## Your goal:
In the listing below, find every line containing "content" and copy it out.

## Exercise material:
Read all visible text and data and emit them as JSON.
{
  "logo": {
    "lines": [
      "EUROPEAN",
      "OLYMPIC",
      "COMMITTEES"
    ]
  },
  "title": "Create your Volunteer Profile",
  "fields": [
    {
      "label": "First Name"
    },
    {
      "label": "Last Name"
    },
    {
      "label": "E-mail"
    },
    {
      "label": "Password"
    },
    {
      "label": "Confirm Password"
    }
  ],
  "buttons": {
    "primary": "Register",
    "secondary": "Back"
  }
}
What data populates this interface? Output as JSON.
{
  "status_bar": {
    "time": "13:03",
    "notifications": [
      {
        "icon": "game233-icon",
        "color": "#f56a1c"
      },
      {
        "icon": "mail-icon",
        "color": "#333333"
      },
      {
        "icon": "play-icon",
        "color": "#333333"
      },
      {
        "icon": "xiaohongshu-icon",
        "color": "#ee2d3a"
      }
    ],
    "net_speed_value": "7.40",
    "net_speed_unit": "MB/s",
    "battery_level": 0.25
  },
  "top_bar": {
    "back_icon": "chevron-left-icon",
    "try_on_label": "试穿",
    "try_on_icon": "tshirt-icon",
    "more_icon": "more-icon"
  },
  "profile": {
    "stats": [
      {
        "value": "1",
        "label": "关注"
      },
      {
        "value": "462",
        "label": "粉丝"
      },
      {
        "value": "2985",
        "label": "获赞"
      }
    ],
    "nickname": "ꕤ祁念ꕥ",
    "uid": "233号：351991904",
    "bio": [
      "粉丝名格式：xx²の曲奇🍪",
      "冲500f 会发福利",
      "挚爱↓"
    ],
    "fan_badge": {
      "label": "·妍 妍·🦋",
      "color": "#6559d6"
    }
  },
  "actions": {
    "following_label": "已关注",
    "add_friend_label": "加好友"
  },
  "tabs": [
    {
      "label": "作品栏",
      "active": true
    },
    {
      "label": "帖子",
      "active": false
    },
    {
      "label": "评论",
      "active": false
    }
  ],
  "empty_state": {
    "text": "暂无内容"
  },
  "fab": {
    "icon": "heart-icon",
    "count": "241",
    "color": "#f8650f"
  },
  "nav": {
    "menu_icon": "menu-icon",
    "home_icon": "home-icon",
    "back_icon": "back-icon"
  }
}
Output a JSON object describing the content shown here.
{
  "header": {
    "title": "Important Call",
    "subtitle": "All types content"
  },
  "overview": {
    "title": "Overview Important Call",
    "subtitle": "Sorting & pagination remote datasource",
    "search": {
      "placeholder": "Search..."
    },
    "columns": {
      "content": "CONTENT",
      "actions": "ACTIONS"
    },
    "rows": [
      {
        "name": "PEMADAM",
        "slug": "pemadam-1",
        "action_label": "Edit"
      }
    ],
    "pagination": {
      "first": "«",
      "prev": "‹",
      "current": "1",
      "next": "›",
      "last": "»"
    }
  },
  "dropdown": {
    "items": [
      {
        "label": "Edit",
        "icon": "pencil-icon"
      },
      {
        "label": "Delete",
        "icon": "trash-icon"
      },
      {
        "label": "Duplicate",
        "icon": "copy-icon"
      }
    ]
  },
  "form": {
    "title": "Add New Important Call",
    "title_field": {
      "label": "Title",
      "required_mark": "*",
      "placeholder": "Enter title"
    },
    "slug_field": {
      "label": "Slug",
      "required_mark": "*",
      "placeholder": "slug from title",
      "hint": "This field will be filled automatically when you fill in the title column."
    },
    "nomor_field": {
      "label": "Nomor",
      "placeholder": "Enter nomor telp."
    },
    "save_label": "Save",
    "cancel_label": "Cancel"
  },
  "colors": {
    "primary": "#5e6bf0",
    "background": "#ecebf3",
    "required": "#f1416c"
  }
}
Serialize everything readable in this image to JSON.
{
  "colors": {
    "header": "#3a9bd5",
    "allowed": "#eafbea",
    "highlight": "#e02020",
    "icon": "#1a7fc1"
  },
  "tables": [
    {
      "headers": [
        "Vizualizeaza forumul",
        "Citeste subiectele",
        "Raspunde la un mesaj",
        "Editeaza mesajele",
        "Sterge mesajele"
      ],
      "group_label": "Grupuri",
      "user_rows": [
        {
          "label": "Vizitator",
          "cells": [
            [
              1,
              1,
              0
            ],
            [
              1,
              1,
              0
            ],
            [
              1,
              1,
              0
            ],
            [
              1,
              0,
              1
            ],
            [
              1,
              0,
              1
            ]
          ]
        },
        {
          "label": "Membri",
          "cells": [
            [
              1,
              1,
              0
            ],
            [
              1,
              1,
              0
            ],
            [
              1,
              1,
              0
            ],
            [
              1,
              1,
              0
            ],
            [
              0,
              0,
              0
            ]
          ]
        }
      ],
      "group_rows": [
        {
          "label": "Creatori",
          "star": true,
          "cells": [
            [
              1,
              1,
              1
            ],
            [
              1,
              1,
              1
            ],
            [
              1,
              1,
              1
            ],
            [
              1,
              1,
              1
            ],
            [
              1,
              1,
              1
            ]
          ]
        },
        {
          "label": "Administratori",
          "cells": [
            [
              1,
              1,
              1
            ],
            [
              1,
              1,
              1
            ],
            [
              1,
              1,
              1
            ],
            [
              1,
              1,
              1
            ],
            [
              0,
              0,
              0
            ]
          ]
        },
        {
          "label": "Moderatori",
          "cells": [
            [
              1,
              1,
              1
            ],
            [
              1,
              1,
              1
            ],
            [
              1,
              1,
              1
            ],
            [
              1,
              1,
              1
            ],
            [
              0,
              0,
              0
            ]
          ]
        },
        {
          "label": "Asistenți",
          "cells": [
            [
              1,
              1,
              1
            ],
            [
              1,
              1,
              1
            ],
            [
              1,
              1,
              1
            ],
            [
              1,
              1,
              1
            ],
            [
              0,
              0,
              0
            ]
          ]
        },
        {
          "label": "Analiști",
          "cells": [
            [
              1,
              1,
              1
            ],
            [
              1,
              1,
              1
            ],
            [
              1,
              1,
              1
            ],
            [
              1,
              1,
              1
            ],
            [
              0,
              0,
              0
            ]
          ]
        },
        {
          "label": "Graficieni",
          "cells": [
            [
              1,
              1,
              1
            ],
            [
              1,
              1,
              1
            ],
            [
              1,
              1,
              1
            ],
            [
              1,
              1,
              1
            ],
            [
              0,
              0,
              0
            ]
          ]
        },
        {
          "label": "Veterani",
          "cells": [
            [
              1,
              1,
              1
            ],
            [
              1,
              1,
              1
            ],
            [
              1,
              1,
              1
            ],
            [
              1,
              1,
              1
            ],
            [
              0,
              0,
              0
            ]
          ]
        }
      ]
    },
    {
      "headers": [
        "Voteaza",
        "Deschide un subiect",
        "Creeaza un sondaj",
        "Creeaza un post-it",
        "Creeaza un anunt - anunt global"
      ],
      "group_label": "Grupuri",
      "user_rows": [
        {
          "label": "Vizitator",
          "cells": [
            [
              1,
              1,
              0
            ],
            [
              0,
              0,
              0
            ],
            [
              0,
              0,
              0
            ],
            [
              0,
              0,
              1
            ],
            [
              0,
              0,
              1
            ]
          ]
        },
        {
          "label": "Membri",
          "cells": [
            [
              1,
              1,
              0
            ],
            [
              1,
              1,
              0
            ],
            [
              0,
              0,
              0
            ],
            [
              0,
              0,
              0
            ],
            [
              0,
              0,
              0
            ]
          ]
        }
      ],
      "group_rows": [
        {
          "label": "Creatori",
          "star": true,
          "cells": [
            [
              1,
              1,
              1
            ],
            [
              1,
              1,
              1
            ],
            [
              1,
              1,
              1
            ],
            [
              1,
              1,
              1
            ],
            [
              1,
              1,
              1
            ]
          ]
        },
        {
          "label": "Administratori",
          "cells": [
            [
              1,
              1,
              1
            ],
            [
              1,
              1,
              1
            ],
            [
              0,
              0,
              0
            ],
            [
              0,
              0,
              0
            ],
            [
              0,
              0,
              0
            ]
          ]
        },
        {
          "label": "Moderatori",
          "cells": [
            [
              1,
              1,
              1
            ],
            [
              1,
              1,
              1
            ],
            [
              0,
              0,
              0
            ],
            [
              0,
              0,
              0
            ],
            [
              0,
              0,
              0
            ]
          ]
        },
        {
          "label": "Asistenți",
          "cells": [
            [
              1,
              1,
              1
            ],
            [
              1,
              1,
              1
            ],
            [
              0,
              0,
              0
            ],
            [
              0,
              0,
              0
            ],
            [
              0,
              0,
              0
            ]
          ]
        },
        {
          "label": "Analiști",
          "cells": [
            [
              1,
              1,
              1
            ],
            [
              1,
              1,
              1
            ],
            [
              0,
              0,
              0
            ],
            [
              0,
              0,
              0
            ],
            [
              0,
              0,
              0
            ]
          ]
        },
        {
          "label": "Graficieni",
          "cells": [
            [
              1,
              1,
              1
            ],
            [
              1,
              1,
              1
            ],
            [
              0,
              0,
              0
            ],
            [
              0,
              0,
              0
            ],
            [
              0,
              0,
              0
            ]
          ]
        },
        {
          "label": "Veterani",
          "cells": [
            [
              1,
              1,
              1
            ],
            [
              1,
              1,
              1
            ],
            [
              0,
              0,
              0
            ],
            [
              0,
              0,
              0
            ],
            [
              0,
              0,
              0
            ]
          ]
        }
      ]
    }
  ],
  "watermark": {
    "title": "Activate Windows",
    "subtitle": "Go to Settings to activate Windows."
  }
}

## Solution:
Output a JSON object describing the content shown here.
    "subtitle": "All types content"
      "content": "CONTENT",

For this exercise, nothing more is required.